# [WHAT THIS TASK INVOLVES]
Check each line of the records below for the word "right" and copy those where it appears.

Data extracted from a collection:
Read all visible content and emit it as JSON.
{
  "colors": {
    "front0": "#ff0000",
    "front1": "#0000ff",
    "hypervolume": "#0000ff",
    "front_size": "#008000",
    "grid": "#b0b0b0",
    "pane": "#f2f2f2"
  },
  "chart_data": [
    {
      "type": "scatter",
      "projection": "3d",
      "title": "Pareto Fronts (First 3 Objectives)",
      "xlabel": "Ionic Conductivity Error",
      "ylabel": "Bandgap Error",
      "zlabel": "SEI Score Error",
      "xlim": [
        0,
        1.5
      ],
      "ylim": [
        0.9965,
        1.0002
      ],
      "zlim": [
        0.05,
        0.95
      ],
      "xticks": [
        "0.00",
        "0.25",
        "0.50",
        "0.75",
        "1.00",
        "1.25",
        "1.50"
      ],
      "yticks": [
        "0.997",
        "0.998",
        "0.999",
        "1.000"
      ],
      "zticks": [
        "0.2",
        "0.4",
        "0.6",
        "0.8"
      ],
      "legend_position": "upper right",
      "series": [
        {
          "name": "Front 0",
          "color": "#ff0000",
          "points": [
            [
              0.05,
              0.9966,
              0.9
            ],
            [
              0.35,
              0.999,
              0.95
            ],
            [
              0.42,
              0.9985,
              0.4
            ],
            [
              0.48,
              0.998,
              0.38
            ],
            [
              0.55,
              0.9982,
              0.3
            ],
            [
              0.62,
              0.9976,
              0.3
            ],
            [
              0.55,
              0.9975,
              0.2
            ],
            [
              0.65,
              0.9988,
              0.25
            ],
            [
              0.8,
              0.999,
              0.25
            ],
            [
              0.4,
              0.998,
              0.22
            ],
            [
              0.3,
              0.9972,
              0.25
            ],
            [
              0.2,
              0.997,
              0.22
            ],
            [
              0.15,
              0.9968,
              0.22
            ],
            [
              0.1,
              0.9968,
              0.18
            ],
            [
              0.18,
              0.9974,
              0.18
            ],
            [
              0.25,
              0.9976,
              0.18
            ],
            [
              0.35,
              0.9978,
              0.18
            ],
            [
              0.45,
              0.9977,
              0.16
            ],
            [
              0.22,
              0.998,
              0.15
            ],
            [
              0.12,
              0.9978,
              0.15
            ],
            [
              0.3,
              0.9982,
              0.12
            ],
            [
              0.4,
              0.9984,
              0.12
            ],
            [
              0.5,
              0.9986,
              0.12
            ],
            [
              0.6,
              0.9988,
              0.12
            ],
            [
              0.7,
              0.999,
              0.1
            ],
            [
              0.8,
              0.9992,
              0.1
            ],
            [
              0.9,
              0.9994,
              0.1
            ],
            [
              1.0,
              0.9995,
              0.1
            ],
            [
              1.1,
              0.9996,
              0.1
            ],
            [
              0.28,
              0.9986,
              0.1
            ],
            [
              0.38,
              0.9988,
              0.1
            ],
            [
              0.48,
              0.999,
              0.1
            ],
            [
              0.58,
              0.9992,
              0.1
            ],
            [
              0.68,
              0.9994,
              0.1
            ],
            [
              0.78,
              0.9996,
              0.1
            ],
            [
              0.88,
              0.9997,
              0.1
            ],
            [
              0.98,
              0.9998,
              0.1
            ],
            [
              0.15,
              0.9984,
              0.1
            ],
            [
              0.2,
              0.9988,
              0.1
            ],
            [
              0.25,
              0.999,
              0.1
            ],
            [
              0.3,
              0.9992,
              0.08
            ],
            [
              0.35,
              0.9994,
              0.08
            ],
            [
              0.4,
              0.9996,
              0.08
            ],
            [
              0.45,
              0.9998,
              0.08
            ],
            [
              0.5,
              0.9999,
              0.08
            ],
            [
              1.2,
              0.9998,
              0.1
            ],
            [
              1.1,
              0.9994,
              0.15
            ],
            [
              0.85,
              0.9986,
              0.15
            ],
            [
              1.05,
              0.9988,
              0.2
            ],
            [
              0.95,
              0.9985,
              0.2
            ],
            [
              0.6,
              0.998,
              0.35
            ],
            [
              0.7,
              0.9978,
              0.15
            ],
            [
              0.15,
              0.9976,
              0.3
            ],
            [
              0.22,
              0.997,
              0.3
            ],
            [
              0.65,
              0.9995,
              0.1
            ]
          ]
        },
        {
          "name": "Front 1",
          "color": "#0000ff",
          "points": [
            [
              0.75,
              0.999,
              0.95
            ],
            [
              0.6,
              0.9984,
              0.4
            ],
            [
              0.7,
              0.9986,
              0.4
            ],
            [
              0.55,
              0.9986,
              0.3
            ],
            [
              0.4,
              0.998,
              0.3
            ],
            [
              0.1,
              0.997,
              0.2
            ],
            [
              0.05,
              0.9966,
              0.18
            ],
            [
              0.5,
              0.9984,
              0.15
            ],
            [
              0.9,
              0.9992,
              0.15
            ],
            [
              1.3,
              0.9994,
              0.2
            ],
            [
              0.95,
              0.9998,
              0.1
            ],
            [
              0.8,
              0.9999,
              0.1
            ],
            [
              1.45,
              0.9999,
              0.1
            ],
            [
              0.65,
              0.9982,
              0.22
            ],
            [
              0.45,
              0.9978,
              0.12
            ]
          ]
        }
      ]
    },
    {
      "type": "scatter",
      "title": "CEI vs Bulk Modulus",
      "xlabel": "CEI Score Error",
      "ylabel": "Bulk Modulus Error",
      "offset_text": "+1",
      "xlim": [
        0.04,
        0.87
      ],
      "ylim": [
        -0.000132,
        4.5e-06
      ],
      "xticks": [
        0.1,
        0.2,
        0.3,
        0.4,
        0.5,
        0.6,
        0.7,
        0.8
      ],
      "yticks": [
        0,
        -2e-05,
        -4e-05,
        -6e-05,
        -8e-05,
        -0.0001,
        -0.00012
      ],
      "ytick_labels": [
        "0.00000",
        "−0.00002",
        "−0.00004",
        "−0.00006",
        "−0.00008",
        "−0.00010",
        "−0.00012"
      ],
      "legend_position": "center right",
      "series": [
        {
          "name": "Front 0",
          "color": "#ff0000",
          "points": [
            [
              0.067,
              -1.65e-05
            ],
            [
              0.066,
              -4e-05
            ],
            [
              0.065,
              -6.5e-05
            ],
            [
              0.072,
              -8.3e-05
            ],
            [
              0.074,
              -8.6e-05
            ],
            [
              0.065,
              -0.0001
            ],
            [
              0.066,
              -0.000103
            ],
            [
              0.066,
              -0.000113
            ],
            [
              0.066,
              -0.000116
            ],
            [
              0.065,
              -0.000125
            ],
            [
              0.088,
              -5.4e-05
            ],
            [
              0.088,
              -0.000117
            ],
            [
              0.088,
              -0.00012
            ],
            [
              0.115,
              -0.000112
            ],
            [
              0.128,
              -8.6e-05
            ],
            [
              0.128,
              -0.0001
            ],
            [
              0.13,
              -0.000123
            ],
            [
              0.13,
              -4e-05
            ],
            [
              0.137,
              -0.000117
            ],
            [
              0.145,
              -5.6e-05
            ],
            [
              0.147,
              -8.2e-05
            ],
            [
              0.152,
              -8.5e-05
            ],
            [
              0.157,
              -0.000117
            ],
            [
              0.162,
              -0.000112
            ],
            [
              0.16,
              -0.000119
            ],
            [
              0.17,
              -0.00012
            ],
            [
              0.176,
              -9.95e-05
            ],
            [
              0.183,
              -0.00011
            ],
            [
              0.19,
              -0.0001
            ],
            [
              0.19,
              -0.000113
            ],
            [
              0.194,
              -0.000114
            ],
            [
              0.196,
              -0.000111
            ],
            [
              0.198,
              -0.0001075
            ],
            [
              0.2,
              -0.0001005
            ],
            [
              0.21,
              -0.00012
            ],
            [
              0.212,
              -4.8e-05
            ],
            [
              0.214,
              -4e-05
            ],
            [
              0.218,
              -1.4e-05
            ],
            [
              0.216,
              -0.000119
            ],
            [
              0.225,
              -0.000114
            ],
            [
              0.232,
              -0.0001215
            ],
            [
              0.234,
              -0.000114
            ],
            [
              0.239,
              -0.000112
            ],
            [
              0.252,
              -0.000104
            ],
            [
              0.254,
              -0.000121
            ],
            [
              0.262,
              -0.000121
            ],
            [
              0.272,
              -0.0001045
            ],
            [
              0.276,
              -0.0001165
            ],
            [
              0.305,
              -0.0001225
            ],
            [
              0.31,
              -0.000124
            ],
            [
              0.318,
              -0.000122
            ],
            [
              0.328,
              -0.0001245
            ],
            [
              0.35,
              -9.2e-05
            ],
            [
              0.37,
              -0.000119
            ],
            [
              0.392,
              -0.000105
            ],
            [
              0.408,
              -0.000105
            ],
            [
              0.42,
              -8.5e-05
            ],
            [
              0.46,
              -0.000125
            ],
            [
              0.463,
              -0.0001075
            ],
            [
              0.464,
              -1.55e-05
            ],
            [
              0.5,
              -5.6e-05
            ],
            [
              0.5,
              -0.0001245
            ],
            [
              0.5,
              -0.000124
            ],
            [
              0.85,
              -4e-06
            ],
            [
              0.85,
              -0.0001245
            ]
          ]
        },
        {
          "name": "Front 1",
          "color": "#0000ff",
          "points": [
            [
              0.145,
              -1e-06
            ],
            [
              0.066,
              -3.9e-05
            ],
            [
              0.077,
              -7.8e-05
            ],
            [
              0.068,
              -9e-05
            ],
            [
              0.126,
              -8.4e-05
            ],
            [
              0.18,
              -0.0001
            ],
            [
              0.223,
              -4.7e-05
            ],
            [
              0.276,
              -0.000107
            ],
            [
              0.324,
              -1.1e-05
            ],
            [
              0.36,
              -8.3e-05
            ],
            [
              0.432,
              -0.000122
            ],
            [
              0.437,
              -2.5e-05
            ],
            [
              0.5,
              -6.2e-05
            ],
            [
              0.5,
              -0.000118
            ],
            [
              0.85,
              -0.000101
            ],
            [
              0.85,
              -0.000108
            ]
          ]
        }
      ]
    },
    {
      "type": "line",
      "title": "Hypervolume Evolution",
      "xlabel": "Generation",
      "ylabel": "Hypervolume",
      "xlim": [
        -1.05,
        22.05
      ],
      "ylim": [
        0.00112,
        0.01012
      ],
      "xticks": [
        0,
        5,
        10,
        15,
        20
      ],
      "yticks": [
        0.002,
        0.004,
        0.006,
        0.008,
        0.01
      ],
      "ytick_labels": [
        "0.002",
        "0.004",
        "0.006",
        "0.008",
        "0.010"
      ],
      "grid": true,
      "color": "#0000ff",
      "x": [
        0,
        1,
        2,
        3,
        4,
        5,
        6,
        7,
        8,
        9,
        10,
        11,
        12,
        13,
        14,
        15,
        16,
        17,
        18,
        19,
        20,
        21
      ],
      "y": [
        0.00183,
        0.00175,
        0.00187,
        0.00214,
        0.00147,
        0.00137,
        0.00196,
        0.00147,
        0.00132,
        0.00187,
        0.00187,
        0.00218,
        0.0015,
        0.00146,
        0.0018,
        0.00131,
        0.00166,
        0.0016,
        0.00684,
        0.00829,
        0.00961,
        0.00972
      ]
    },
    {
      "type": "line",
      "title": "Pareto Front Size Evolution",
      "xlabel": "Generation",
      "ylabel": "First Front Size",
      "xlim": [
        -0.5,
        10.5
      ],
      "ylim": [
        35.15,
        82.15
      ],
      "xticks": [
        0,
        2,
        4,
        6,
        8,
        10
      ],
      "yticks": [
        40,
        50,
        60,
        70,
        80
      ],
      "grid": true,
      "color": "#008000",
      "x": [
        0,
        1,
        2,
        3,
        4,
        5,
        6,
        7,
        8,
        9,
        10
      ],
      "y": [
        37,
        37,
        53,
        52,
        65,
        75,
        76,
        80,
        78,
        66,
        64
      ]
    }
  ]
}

# [EXERCISE RESULT]
      "legend_position": "upper right",
      "legend_position": "center right",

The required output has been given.